#### Challenge:
All of the material below is to be restated word for word, apart from the pictures.

#### Supplied data:
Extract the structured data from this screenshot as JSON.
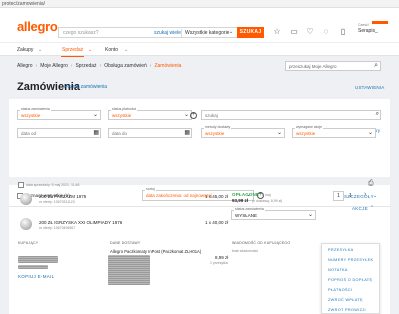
{
  "browser": {
    "url": "protec/zamowienia/"
  },
  "header": {
    "logo": "allegro",
    "search_placeholder": "czego szukasz?",
    "search_inside": "szukaj wiele",
    "category": "Wszystkie kategorie",
    "search_button": "SZUKAJ",
    "user_greeting": "Cześć!",
    "user_name": "Serapis_",
    "icons": [
      "star-icon",
      "chat-icon",
      "heart-icon",
      "bell-icon",
      "cart-icon"
    ]
  },
  "nav": {
    "items": [
      "Zakupy",
      "Sprzedaż",
      "Konto"
    ],
    "active": "Sprzedaż"
  },
  "breadcrumb": [
    "Allegro",
    "Moje Allegro",
    "Sprzedaż",
    "Obsługa zamówień",
    "Zamówienia"
  ],
  "order_search_placeholder": "przeszukaj Moje Allegro",
  "page": {
    "title": "Zamówienia",
    "title_link": "Poznaj zamówienia",
    "settings_link": "USTAWIENIA"
  },
  "filters": {
    "clear": "wyczyść filtry",
    "status_label": "status zamówienia",
    "status_value": "wszystkie",
    "payment_label": "status płatności",
    "payment_value": "wszystkie",
    "search_placeholder": "szukaj",
    "date_from": "data od",
    "date_to": "data do",
    "delivery_label": "metody dostawy",
    "delivery_value": "wszystkie",
    "action_label": "wymagane akcje",
    "action_value": "wszystkie"
  },
  "list": {
    "select_all": "zaznacz wszystkie (1)",
    "sort_label": "sortuj",
    "sort_value": "data zakończenia: od najnowszej",
    "page": "1",
    "page_total": "1"
  },
  "order": {
    "date": "data sprzedaży: 5 maj 2021, 11:48",
    "details_btn": "SZCZEGÓŁY",
    "actions_btn": "AKCJE",
    "items": [
      {
        "title": "200 ZŁ FASZYZM 1975",
        "offer": "nr oferty: 10670311123",
        "price": "1 x 45,00 zł"
      },
      {
        "title": "200 ZŁ IGRZYSKA XXI OLIMPIADY 1976",
        "offer": "nr oferty: 10670494567",
        "price": "1 x 40,00 zł"
      }
    ],
    "payment_status": "OPŁACONE",
    "paid_date": "5 maj",
    "paid_amount": "93,99 zł",
    "paid_note": "(z dostawą: 8,99 zł)",
    "order_status_label": "status zamówienia",
    "order_status_value": "WYSŁANE",
    "buyer_label": "KUPUJĄCY",
    "buyer_copy": "KOPIUJ E-MAIL",
    "delivery_label": "DANE DOSTAWY",
    "delivery_method": "Allegro Paczkomaty InPost (Paczkomat ZLH01A)",
    "delivery_price": "8,99 zł",
    "delivery_count": "1 przesyłka",
    "message_label": "WIADOMOŚĆ OD KUPUJĄCEGO",
    "message_value": "brak wiadomości"
  },
  "actions_menu": [
    "PRZESYŁKA",
    "NUMERY PRZESYŁEK",
    "NOTATKA",
    "POPROŚ O DOPŁATĘ",
    "PŁATNOŚCI",
    "ZWROĆ WPŁATĘ",
    "ZWROT PROWIZJI"
  ],
  "colors": {
    "brand": "#ff5a00",
    "link": "#1a73b8",
    "paid": "#2ba84a",
    "bg": "#eef0f3"
  }
}
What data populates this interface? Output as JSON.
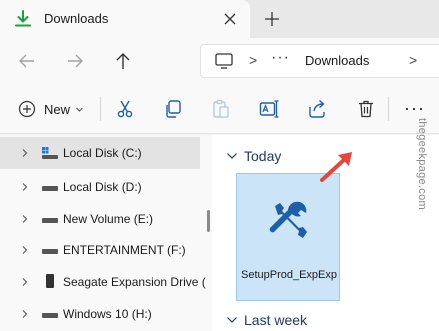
{
  "tab": {
    "title": "Downloads",
    "icon": "download-icon",
    "close_icon": "close-icon",
    "new_tab_icon": "plus-icon"
  },
  "nav": {
    "back_icon": "arrow-left-icon",
    "forward_icon": "arrow-right-icon",
    "up_icon": "arrow-up-icon",
    "address": {
      "computer_icon": "computer-icon",
      "separator": ">",
      "ellipsis": "···",
      "current": "Downloads"
    }
  },
  "commandbar": {
    "new_label": "New",
    "icons": [
      "cut-icon",
      "copy-icon",
      "paste-icon",
      "rename-icon",
      "share-icon",
      "delete-icon"
    ],
    "more": "···"
  },
  "watermark": "thegeekpage.com",
  "sidebar": {
    "items": [
      {
        "label": "Local Disk (C:)",
        "icon": "windows-drive-icon",
        "selected": true
      },
      {
        "label": "Local Disk (D:)",
        "icon": "drive-icon",
        "selected": false
      },
      {
        "label": "New Volume (E:)",
        "icon": "drive-icon",
        "selected": false
      },
      {
        "label": "ENTERTAINMENT (F:)",
        "icon": "drive-icon",
        "selected": false
      },
      {
        "label": "Seagate Expansion Drive (",
        "icon": "external-drive-icon",
        "selected": false
      },
      {
        "label": "Windows 10 (H:)",
        "icon": "drive-icon",
        "selected": false
      }
    ]
  },
  "content": {
    "groups": [
      {
        "label": "Today"
      },
      {
        "label": "Last week"
      }
    ],
    "file": {
      "name": "SetupProd_ExpExp",
      "icon": "tools-icon"
    }
  },
  "annotation": {
    "icon": "red-arrow-icon",
    "color": "#e8463c"
  },
  "colors": {
    "accent": "#0078d4",
    "selected_tile": "#cce4f7",
    "tile_border": "#99c9ef",
    "download_green": "#1b9e3e",
    "tools_blue": "#1f5fa8"
  }
}
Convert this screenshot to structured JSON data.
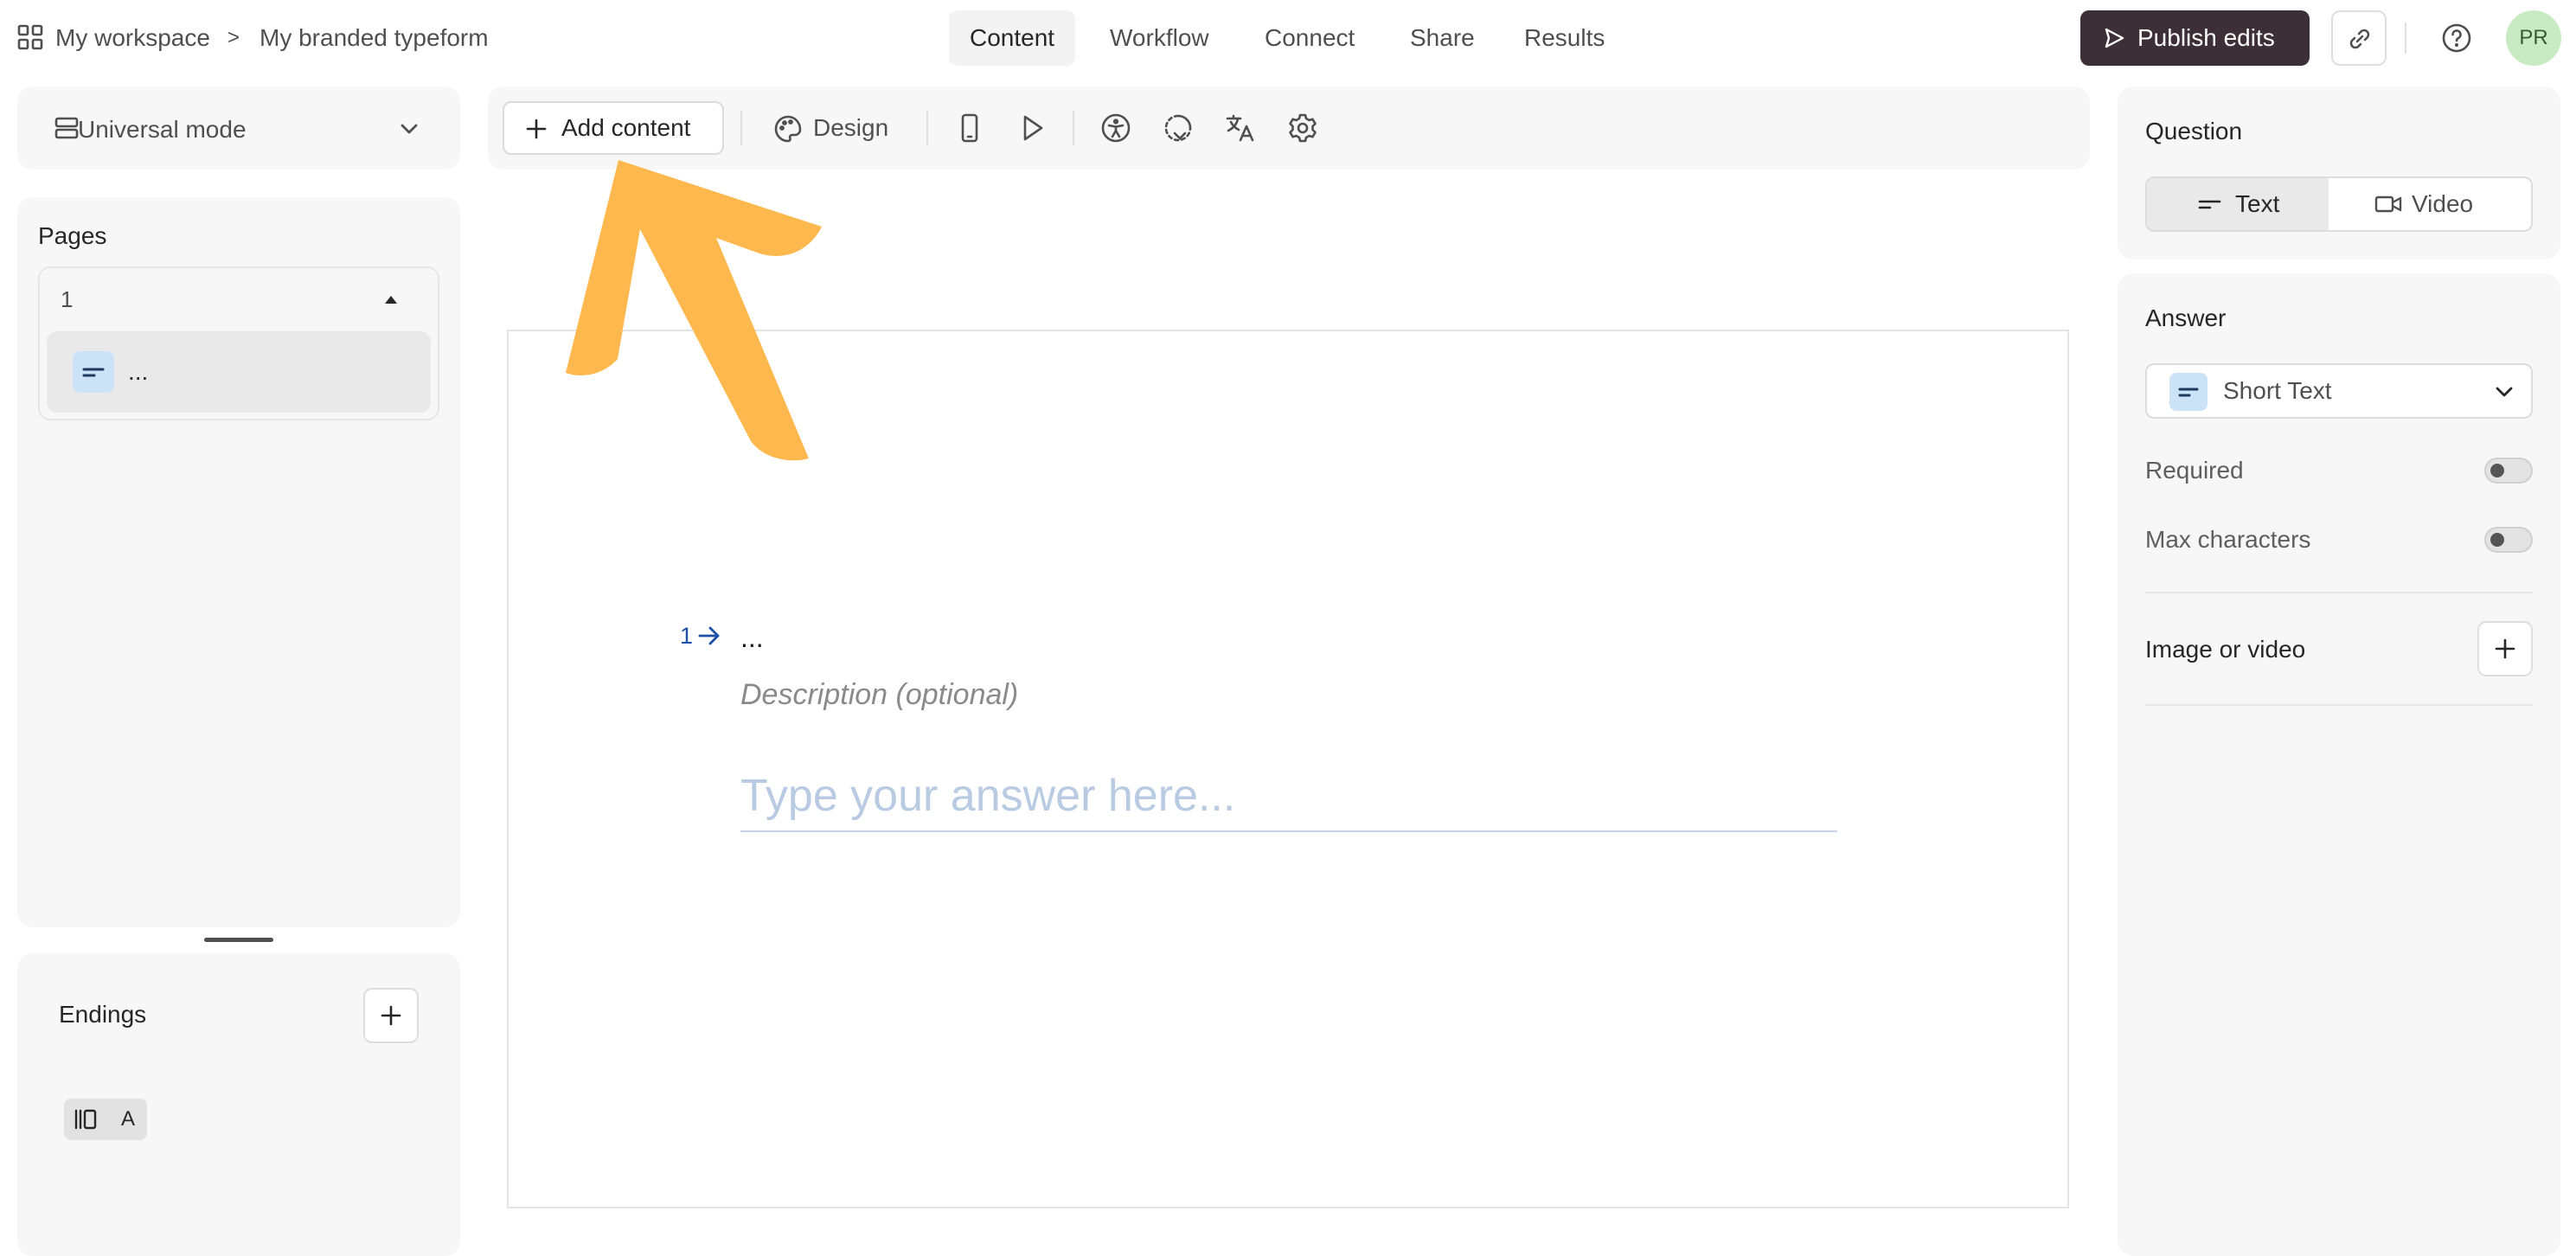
{
  "topbar": {
    "workspace": "My workspace",
    "separator": ">",
    "form_name": "My branded typeform",
    "tabs": [
      {
        "label": "Content",
        "active": true
      },
      {
        "label": "Workflow"
      },
      {
        "label": "Connect"
      },
      {
        "label": "Share"
      },
      {
        "label": "Results"
      }
    ],
    "publish_label": "Publish edits",
    "avatar_initials": "PR"
  },
  "sidebar": {
    "mode_label": "Universal mode",
    "pages_title": "Pages",
    "page_group_number": "1",
    "page_item_label": "...",
    "endings_title": "Endings",
    "ending_chip_label": "A"
  },
  "toolbar": {
    "add_content_label": "Add content",
    "design_label": "Design"
  },
  "canvas": {
    "question_number": "1",
    "question_title": "...",
    "description_placeholder": "Description (optional)",
    "answer_placeholder": "Type your answer here..."
  },
  "settings": {
    "question_heading": "Question",
    "question_type_options": [
      "Text",
      "Video"
    ],
    "question_type_selected": "Text",
    "answer_heading": "Answer",
    "answer_type": "Short Text",
    "required_label": "Required",
    "required_on": false,
    "max_chars_label": "Max characters",
    "max_chars_on": false,
    "media_label": "Image or video"
  },
  "colors": {
    "accent_arrow": "#ffb84d",
    "publish_bg": "#3d2f38",
    "question_number": "#1c4fa6",
    "avatar_bg": "#c9ebc4"
  }
}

#### In response:
Extract the structured data from this screenshot as JSON.
{
  "browser": {
    "url": "protec/zamowienia/"
  },
  "header": {
    "logo": "allegro",
    "search_placeholder": "czego szukasz?",
    "search_inside": "szukaj wiele",
    "category": "Wszystkie kategorie",
    "search_button": "SZUKAJ",
    "user_greeting": "Cześć!",
    "user_name": "Serapis_",
    "icons": [
      "star-icon",
      "chat-icon",
      "heart-icon",
      "bell-icon",
      "cart-icon"
    ]
  },
  "nav": {
    "items": [
      "Zakupy",
      "Sprzedaż",
      "Konto"
    ],
    "active": "Sprzedaż"
  },
  "breadcrumb": [
    "Allegro",
    "Moje Allegro",
    "Sprzedaż",
    "Obsługa zamówień",
    "Zamówienia"
  ],
  "order_search_placeholder": "przeszukaj Moje Allegro",
  "page": {
    "title": "Zamówienia",
    "title_link": "Poznaj zamówienia",
    "settings_link": "USTAWIENIA"
  },
  "filters": {
    "clear": "wyczyść filtry",
    "status_label": "status zamówienia",
    "status_value": "wszystkie",
    "payment_label": "status płatności",
    "payment_value": "wszystkie",
    "search_placeholder": "szukaj",
    "date_from": "data od",
    "date_to": "data do",
    "delivery_label": "metody dostawy",
    "delivery_value": "wszystkie",
    "action_label": "wymagane akcje",
    "action_value": "wszystkie"
  },
  "list": {
    "select_all": "zaznacz wszystkie (1)",
    "sort_label": "sortuj",
    "sort_value": "data zakończenia: od najnowszej",
    "page": "1",
    "page_total": "1"
  },
  "order": {
    "date": "data sprzedaży: 5 maj 2021, 11:48",
    "details_btn": "SZCZEGÓŁY",
    "actions_btn": "AKCJE",
    "items": [
      {
        "title": "200 ZŁ FASZYZM 1975",
        "offer": "nr oferty: 10670311123",
        "price": "1 x 45,00 zł"
      },
      {
        "title": "200 ZŁ IGRZYSKA XXI OLIMPIADY 1976",
        "offer": "nr oferty: 10670494567",
        "price": "1 x 40,00 zł"
      }
    ],
    "payment_status": "OPŁACONE",
    "paid_date": "5 maj",
    "paid_amount": "93,99 zł",
    "paid_note": "(z dostawą: 8,99 zł)",
    "order_status_label": "status zamówienia",
    "order_status_value": "WYSŁANE",
    "buyer_label": "KUPUJĄCY",
    "buyer_copy": "KOPIUJ E-MAIL",
    "delivery_label": "DANE DOSTAWY",
    "delivery_method": "Allegro Paczkomaty InPost (Paczkomat ZLH01A)",
    "delivery_price": "8,99 zł",
    "delivery_count": "1 przesyłka",
    "message_label": "WIADOMOŚĆ OD KUPUJĄCEGO",
    "message_value": "brak wiadomości"
  },
  "actions_menu": [
    "PRZESYŁKA",
    "NUMERY PRZESYŁEK",
    "NOTATKA",
    "POPROŚ O DOPŁATĘ",
    "PŁATNOŚCI",
    "ZWROĆ WPŁATĘ",
    "ZWROT PROWIZJI"
  ],
  "colors": {
    "brand": "#ff5a00",
    "link": "#1a73b8",
    "paid": "#2ba84a",
    "bg": "#eef0f3"
  }
}
What data populates this interface? Output as JSON.
{
  "tab": {
    "title": "Downloads",
    "icon": "download-icon",
    "close_icon": "close-icon",
    "new_tab_icon": "plus-icon"
  },
  "nav": {
    "back_icon": "arrow-left-icon",
    "forward_icon": "arrow-right-icon",
    "up_icon": "arrow-up-icon",
    "address": {
      "computer_icon": "computer-icon",
      "separator": ">",
      "ellipsis": "···",
      "current": "Downloads"
    }
  },
  "commandbar": {
    "new_label": "New",
    "icons": [
      "cut-icon",
      "copy-icon",
      "paste-icon",
      "rename-icon",
      "share-icon",
      "delete-icon"
    ],
    "more": "···"
  },
  "watermark": "thegeekpage.com",
  "sidebar": {
    "items": [
      {
        "label": "Local Disk (C:)",
        "icon": "windows-drive-icon",
        "selected": true
      },
      {
        "label": "Local Disk (D:)",
        "icon": "drive-icon",
        "selected": false
      },
      {
        "label": "New Volume (E:)",
        "icon": "drive-icon",
        "selected": false
      },
      {
        "label": "ENTERTAINMENT (F:)",
        "icon": "drive-icon",
        "selected": false
      },
      {
        "label": "Seagate Expansion Drive (",
        "icon": "external-drive-icon",
        "selected": false
      },
      {
        "label": "Windows 10 (H:)",
        "icon": "drive-icon",
        "selected": false
      }
    ]
  },
  "content": {
    "groups": [
      {
        "label": "Today"
      },
      {
        "label": "Last week"
      }
    ],
    "file": {
      "name": "SetupProd_ExpExp",
      "icon": "tools-icon"
    }
  },
  "annotation": {
    "icon": "red-arrow-icon",
    "color": "#e8463c"
  },
  "colors": {
    "accent": "#0078d4",
    "selected_tile": "#cce4f7",
    "tile_border": "#99c9ef",
    "download_green": "#1b9e3e",
    "tools_blue": "#1f5fa8"
  }
}
Convert this screenshot to structured JSON data.
{
  "topbar": {
    "workspace": "My workspace",
    "separator": ">",
    "form_name": "My branded typeform",
    "tabs": [
      {
        "label": "Content",
        "active": true
      },
      {
        "label": "Workflow"
      },
      {
        "label": "Connect"
      },
      {
        "label": "Share"
      },
      {
        "label": "Results"
      }
    ],
    "publish_label": "Publish edits",
    "avatar_initials": "PR"
  },
  "sidebar": {
    "mode_label": "Universal mode",
    "pages_title": "Pages",
    "page_group_number": "1",
    "page_item_label": "...",
    "endings_title": "Endings",
    "ending_chip_label": "A"
  },
  "toolbar": {
    "add_content_label": "Add content",
    "design_label": "Design"
  },
  "canvas": {
    "question_number": "1",
    "question_title": "...",
    "description_placeholder": "Description (optional)",
    "answer_placeholder": "Type your answer here..."
  },
  "settings": {
    "question_heading": "Question",
    "question_type_options": [
      "Text",
      "Video"
    ],
    "question_type_selected": "Text",
    "answer_heading": "Answer",
    "answer_type": "Short Text",
    "required_label": "Required",
    "required_on": false,
    "max_chars_label": "Max characters",
    "max_chars_on": false,
    "media_label": "Image or video"
  },
  "colors": {
    "accent_arrow": "#ffb84d",
    "publish_bg": "#3d2f38",
    "question_number": "#1c4fa6",
    "avatar_bg": "#c9ebc4"
  }
}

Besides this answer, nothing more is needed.